Problem 1:
Do statements (a), (b), and (c) agree with the court opinion excerpt on attorney-client privilege? For each, answer yes or no and quote the deciding words from the excerpt.
(a) Ms. Joshi is copied on the redacted email in Exhibit L.
(b) The defendants must remove the attorney-client privilege redactions in the email chains in Exhibits K and L.
(c) The plaintiffs' request about documents where no attorney belongs to the Corporation Counsel's office or the TLC's legal bureau is granted.
Problem 2: Could you continue the court opinion excerpt on attorney-client privilege from the point where it stops?

Page extract:
--

The defendants argue that a single redacted email in the third email chain, attached as exhibit L to the plaintiffs' motion, is also protectable as an implicit request for legal advice. (Def. Opp. Memo. at 17 & n.8). The redacted email appears to consist of Mr. Yassky forwarding a conversation between himself and Mr. Freidman that covers a range of topics to a group of TLC employees. Although Ms. Joshi is copied on the email, there is no indication that it solicits legal advice or implicates a specific legal issue, unlike the redacted emails in Exhibit H. Therefore, the defendants have not met their burden to establish that the redacted email in Exhibit L is protected by the attorney-client privilege.
The defendants shall therefore remove the attorney-client privilege redactions in the email chains attached as Exhibits K and L to plaintiffs' motion.
c. Remaining Communications
Finally, the plaintiffs seek an order requiring the defendants to produce all documents withheld on the basis of attorney-client privilege "where none of the attorneys is a member of the Corporation Counsel's office or the TLC's legal bureau." (Pl. Memo. at 12). The plaintiffs do not clearly explain their rationale for this request; it appears to be based on their argument, discussed above, that communications between two government attorneys are not protected by the attorney-client privilege and their view that the TLC's prosecuting attorneys are not part of the TLC's "legal bureau." (Pl. Memo. at 9 ("Mr. Ross and Ms. Cohen are prosecuting attorneys. . . . [N]either of them is a member of the TLC's legal department . . . ."). The first assertion is incorrect for the reasons already discussed in connection with the Leasecap Enforcement Memoranda. The second assertion seems to make a distinction between the TLC's General Counsel's Office and its prosecuting attorneys, but the plaintiff provide no reason why that distinction warrants a blanket prohibition on applying the attorney-client privilege. This request is denied.

--

Entries:
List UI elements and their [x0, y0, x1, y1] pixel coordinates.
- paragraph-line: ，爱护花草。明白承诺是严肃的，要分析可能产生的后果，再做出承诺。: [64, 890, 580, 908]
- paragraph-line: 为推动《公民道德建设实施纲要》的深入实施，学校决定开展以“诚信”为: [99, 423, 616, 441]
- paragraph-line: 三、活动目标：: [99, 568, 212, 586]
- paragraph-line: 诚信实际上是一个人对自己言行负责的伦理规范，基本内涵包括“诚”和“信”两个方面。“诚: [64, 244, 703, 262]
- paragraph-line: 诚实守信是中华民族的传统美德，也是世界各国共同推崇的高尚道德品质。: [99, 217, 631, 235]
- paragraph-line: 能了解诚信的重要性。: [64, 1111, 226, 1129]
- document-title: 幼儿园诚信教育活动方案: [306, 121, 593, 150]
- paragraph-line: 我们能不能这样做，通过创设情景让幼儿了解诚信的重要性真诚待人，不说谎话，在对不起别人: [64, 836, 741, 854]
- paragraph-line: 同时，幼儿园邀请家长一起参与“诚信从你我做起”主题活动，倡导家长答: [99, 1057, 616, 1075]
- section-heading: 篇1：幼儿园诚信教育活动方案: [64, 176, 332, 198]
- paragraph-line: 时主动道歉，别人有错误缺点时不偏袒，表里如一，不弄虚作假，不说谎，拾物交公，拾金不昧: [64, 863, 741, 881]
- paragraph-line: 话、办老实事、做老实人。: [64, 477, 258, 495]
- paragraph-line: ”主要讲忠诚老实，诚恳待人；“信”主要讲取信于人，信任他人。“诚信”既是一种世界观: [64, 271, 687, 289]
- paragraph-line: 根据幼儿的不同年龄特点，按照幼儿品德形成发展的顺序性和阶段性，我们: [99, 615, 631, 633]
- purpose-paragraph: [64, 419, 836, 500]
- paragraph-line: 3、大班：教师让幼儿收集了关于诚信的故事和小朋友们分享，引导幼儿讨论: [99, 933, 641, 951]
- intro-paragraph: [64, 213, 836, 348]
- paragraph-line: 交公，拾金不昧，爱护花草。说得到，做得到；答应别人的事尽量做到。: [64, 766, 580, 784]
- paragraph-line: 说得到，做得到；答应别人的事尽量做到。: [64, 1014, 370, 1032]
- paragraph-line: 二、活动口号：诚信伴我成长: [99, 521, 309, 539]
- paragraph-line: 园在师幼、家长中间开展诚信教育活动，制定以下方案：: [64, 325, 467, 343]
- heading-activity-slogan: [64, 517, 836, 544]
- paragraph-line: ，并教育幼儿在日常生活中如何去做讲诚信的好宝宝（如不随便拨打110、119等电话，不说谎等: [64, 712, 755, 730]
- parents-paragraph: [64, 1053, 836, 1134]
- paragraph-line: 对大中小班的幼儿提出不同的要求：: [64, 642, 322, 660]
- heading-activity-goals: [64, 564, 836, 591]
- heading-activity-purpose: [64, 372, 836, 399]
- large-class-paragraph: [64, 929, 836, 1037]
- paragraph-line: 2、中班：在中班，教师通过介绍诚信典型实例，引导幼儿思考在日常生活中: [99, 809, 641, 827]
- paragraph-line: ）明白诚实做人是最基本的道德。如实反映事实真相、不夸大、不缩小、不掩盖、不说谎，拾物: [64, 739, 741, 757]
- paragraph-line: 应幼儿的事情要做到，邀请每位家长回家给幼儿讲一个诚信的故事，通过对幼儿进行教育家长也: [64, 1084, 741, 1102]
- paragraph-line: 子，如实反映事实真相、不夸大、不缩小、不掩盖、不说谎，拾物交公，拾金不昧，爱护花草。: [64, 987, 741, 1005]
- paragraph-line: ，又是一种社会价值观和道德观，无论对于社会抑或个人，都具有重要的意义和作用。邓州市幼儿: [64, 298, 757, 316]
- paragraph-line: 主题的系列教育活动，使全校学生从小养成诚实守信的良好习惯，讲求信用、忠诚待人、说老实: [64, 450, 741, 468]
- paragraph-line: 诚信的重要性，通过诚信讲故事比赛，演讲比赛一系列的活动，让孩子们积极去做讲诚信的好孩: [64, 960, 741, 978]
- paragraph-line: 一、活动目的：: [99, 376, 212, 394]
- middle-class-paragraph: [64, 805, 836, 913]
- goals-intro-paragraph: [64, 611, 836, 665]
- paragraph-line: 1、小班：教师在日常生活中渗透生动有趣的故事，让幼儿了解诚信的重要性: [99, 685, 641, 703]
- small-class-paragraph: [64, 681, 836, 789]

--

Exercise response 1:
(a) Yes: "Although Ms. Joshi is copied on the email"
(b) Yes: "The defendants shall therefore remove the attorney-client privilege redactions in the email chains attached as Exhibits K and L to plaintiffs' motion."
(c) No: "This request is denied."

Exercise response 2:
3. Work Product Privilege
The work product doctrine "shields from disclosure materials prepared 'in anticipation of litigation' by a party or the party's representative, absent a showing of substantial need." United States v. Adlman, 68 F.3d 1495, 1501 (2d Cir. 1995) (quoting Fed. R. Civ. P. 26(b)(3)). The immunity is designed to protect "mental impressions, conclusions, opinions or theories concerning [] litigation." United States v. Adlman, 134 F.3d 1194, 1194 (2d Cir. 1998). A document is prepared "in anticipation of litigation" if "in light of the nature of the document and the factual situation in the particular case, [it] can fairly be said to have been prepared or obtained because of the prospect of litigation." Id. at 1202 (quoting Charles Alan Wright, Arthur R. Miller, & Richard L. Marcus, 8 Federal Practice & Procedure § 2024, at 343 (1994)). The party invoking the protection bears the heavy burden of establishing that it applies. In re Grand Jury Subpoena Dated July 6, 2005, 510 F.3d 180, 183 (2d Cir. 2007); In re Initial Public Offering Securities Litigation, 249 F.R.D. 457, 459-60 (S.D.N.Y. 2008).
Courts recognize two types of work product: "fact" work product and "opinion" work product. Fact work product encompasses "factual material, including the result of a factual investigation. In contrast, opinion work product reveals the 'mental impressions, conclusions, opinions, or legal theories of an attorney or other representative,' and is entitled to greater protection than fact work product." In re Grand Jury Subpoena Dated July 6, 2005, 510 F.3d at 183 (citation omitted) (quoting Adlman, 134 F.3d at 1197). A party may discover fact work product where it shows a substantial need for the materials and that it cannot obtain the equivalent information by other means without undue hardship. In re Grand Jury Proceedings, 219 F.3d 175, 190 (2d Cir. 2000); Costabile v. County of Westchester, 254 F.R.D. 160, 167 (S.D.N.Y. 2008). Opinion work product is protected from discovery "unless a highly persuasive showing [of need] is made." In re Grand Jury Proceedings, 219 F.3d at 190 (alteration in original) (quoting Adlman, 134 F.3d at 1204); see also In re Initial Public Offering Securities Litigation, 249 F.R.D. at 460 (stating that opinion work product "is typically given absolute protection").
a. Attorney
The plaintiffs move to compel the defendants to produce twelve attorney notes: two of the notes concern leasecap enforcement; seven are notes created in preparation for prosecutions at the New York City Office of Administrative Trials and Hearings ("OATH"); two are notes of complaining witness interviews; and one concerns "failure to comply with TLC directives." (Pl. Memo. at 14; Privilege Log, NYC-P 56-57, 60-66, 68-69, 73).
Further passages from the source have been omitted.